> **AIM OF THE EXERCISE**: Write out each line word for word. Drop pictures.

> **MATERIALS PROVIDED**:
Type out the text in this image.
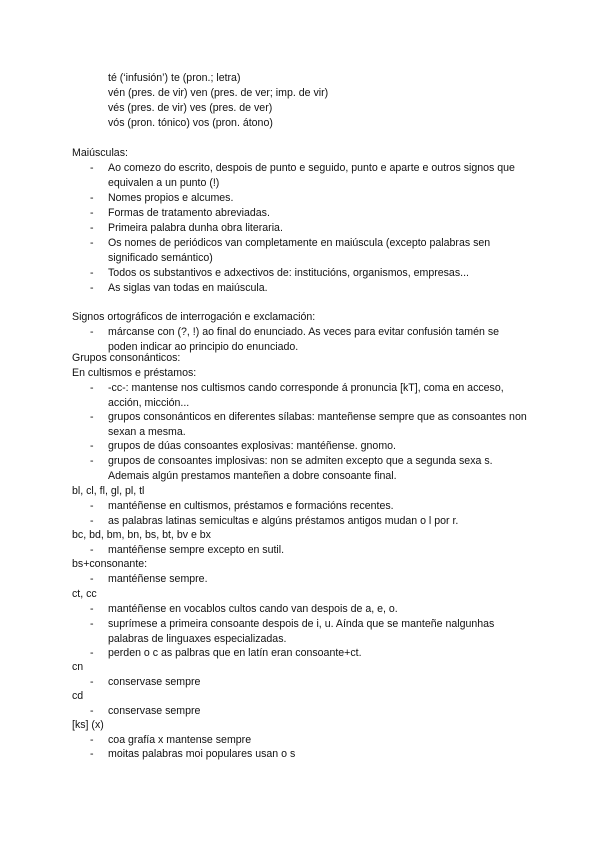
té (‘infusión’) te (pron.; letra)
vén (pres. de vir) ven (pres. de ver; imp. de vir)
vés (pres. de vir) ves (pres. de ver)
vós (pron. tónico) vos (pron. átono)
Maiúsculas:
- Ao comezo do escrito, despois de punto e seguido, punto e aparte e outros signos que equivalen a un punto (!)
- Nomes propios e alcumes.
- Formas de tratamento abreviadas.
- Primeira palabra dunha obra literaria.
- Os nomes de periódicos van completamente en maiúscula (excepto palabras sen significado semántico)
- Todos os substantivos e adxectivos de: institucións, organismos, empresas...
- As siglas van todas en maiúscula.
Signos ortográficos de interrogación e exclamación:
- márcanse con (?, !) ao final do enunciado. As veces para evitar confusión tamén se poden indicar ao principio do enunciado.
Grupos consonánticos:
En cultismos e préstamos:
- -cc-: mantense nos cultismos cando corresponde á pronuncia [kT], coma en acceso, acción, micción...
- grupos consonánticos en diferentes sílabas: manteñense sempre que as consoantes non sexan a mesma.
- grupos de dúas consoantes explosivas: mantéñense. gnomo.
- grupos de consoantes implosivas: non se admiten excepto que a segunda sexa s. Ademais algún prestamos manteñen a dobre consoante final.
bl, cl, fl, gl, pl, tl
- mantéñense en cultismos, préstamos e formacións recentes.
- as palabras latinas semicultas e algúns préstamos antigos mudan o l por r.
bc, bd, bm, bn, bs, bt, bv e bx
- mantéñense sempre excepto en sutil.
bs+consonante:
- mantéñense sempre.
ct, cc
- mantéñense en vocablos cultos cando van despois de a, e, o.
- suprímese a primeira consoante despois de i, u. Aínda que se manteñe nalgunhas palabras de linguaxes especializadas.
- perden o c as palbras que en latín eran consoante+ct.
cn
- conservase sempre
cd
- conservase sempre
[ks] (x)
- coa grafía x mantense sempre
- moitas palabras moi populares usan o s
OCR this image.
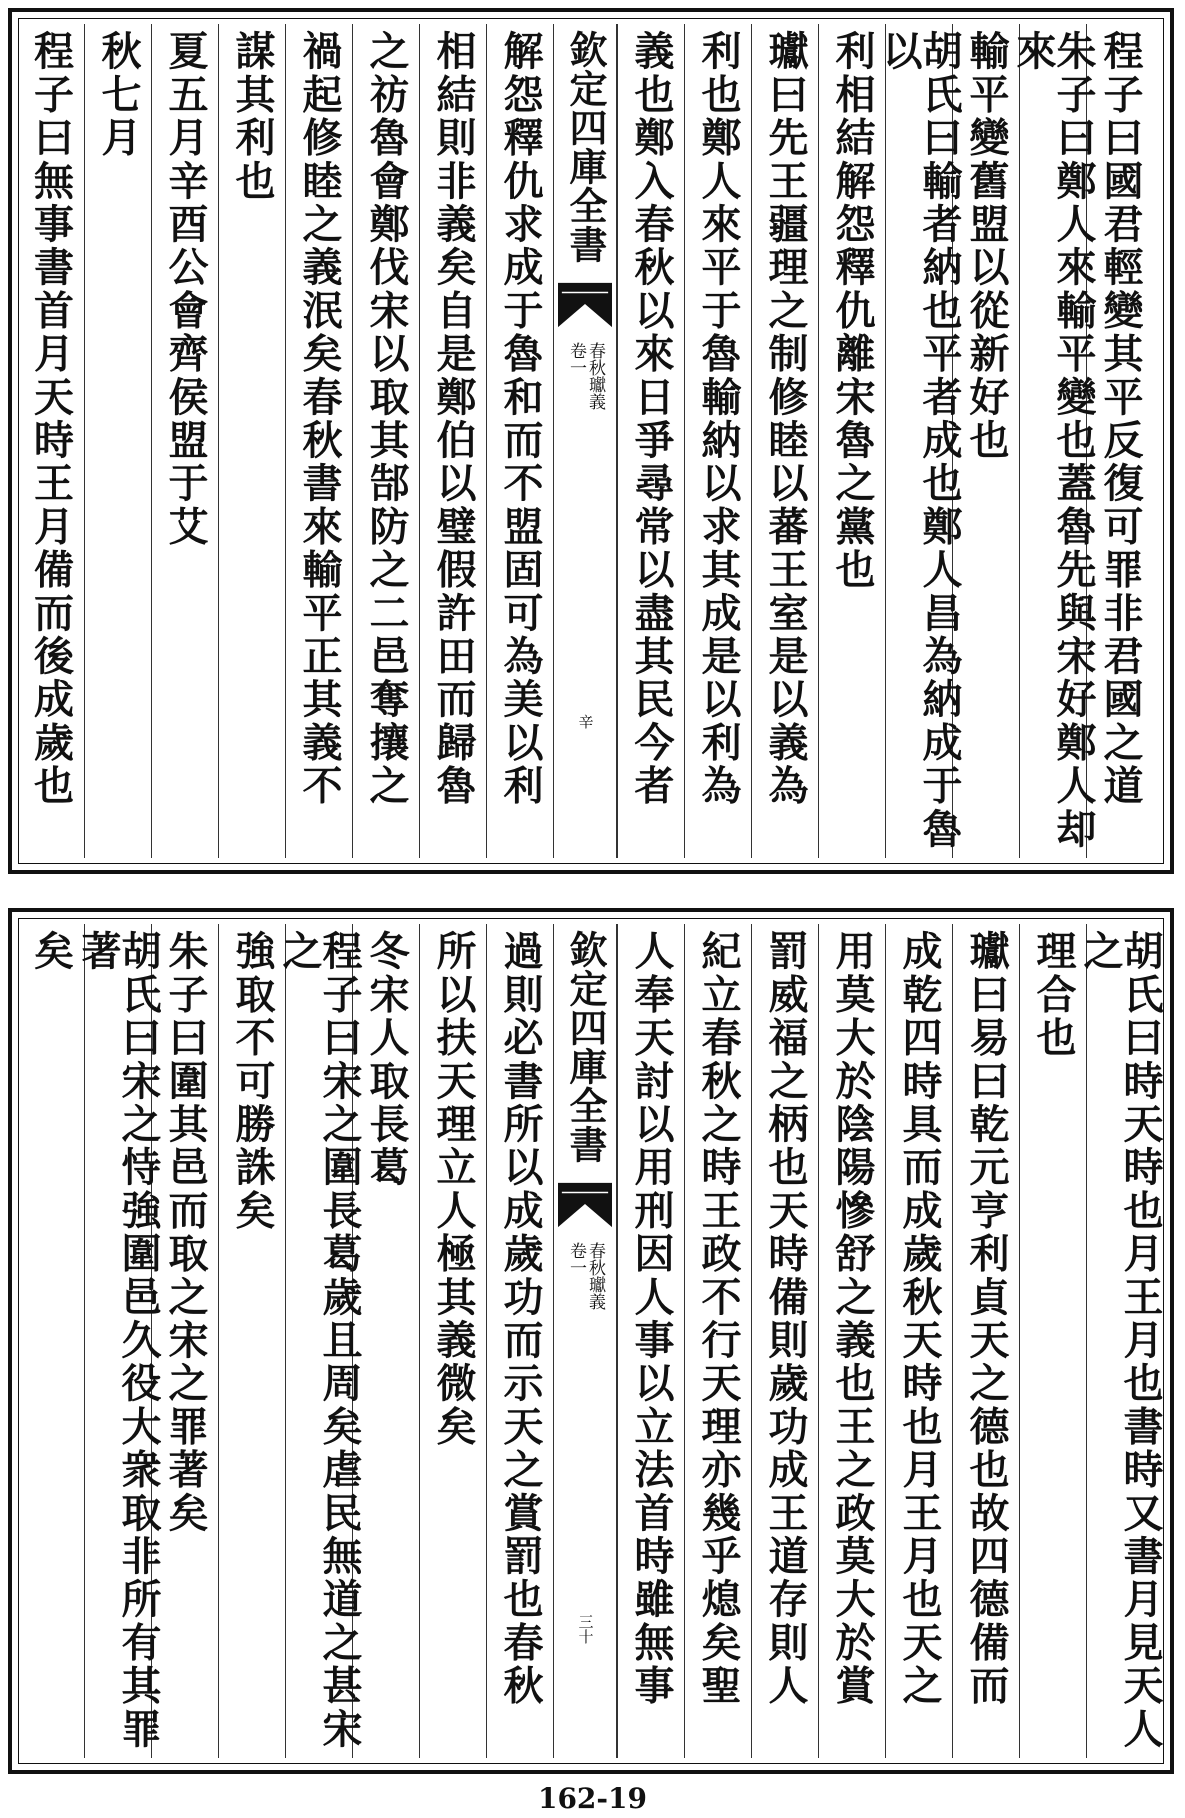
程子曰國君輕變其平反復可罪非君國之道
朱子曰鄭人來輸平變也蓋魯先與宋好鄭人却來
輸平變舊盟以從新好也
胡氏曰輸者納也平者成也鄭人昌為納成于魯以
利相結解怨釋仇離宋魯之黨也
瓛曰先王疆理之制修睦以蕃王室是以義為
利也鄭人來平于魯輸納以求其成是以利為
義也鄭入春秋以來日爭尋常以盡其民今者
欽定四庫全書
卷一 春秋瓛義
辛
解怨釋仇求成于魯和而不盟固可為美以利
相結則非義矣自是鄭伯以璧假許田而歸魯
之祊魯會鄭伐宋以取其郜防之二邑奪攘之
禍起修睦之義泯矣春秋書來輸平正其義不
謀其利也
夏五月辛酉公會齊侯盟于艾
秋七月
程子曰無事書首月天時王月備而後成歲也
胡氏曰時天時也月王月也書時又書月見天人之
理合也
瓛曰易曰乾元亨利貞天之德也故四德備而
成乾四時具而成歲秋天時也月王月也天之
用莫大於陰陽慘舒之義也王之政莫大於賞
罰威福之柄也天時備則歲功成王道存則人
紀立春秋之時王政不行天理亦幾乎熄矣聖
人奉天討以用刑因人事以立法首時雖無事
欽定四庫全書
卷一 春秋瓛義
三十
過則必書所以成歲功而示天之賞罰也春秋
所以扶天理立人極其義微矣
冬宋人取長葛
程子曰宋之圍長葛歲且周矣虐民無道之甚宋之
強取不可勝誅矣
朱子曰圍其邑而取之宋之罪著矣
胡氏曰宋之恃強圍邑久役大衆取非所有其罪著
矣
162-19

> **WRITTEN ANSWER**:
Type out the text in this image.
té (‘infusión’) te (pron.; letra)
vén (pres. de vir) ven (pres. de ver; imp. de vir)
vés (pres. de vir) ves (pres. de ver)
vós (pron. tónico) vos (pron. átono)
Maiúsculas:
- Ao comezo do escrito, despois de punto e seguido, punto e aparte e outros signos que equivalen a un punto (!)
- Nomes propios e alcumes.
- Formas de tratamento abreviadas.
- Primeira palabra dunha obra literaria.
- Os nomes de periódicos van completamente en maiúscula (excepto palabras sen significado semántico)
- Todos os substantivos e adxectivos de: institucións, organismos, empresas...
- As siglas van todas en maiúscula.
Signos ortográficos de interrogación e exclamación:
- márcanse con (?, !) ao final do enunciado. As veces para evitar confusión tamén se poden indicar ao principio do enunciado.
Grupos consonánticos:
En cultismos e préstamos:
- -cc-: mantense nos cultismos cando corresponde á pronuncia [kT], coma en acceso, acción, micción...
- grupos consonánticos en diferentes sílabas: manteñense sempre que as consoantes non sexan a mesma.
- grupos de dúas consoantes explosivas: mantéñense. gnomo.
- grupos de consoantes implosivas: non se admiten excepto que a segunda sexa s. Ademais algún prestamos manteñen a dobre consoante final.
bl, cl, fl, gl, pl, tl
- mantéñense en cultismos, préstamos e formacións recentes.
- as palabras latinas semicultas e algúns préstamos antigos mudan o l por r.
bc, bd, bm, bn, bs, bt, bv e bx
- mantéñense sempre excepto en sutil.
bs+consonante:
- mantéñense sempre.
ct, cc
- mantéñense en vocablos cultos cando van despois de a, e, o.
- suprímese a primeira consoante despois de i, u. Aínda que se manteñe nalgunhas palabras de linguaxes especializadas.
- perden o c as palbras que en latín eran consoante+ct.
cn
- conservase sempre
cd
- conservase sempre
[ks] (x)
- coa grafía x mantense sempre
- moitas palabras moi populares usan o s
OCR this image.
程子曰國君輕變其平反復可罪非君國之道
朱子曰鄭人來輸平變也蓋魯先與宋好鄭人却來
輸平變舊盟以從新好也
胡氏曰輸者納也平者成也鄭人昌為納成于魯以
利相結解怨釋仇離宋魯之黨也
瓛曰先王疆理之制修睦以蕃王室是以義為
利也鄭人來平于魯輸納以求其成是以利為
義也鄭入春秋以來日爭尋常以盡其民今者
欽定四庫全書
卷一 春秋瓛義
辛
解怨釋仇求成于魯和而不盟固可為美以利
相結則非義矣自是鄭伯以璧假許田而歸魯
之祊魯會鄭伐宋以取其郜防之二邑奪攘之
禍起修睦之義泯矣春秋書來輸平正其義不
謀其利也
夏五月辛酉公會齊侯盟于艾
秋七月
程子曰無事書首月天時王月備而後成歲也
胡氏曰時天時也月王月也書時又書月見天人之
理合也
瓛曰易曰乾元亨利貞天之德也故四德備而
成乾四時具而成歲秋天時也月王月也天之
用莫大於陰陽慘舒之義也王之政莫大於賞
罰威福之柄也天時備則歲功成王道存則人
紀立春秋之時王政不行天理亦幾乎熄矣聖
人奉天討以用刑因人事以立法首時雖無事
欽定四庫全書
卷一 春秋瓛義
三十
過則必書所以成歲功而示天之賞罰也春秋
所以扶天理立人極其義微矣
冬宋人取長葛
程子曰宋之圍長葛歲且周矣虐民無道之甚宋之
強取不可勝誅矣
朱子曰圍其邑而取之宋之罪著矣
胡氏曰宋之恃強圍邑久役大衆取非所有其罪著
矣
162-19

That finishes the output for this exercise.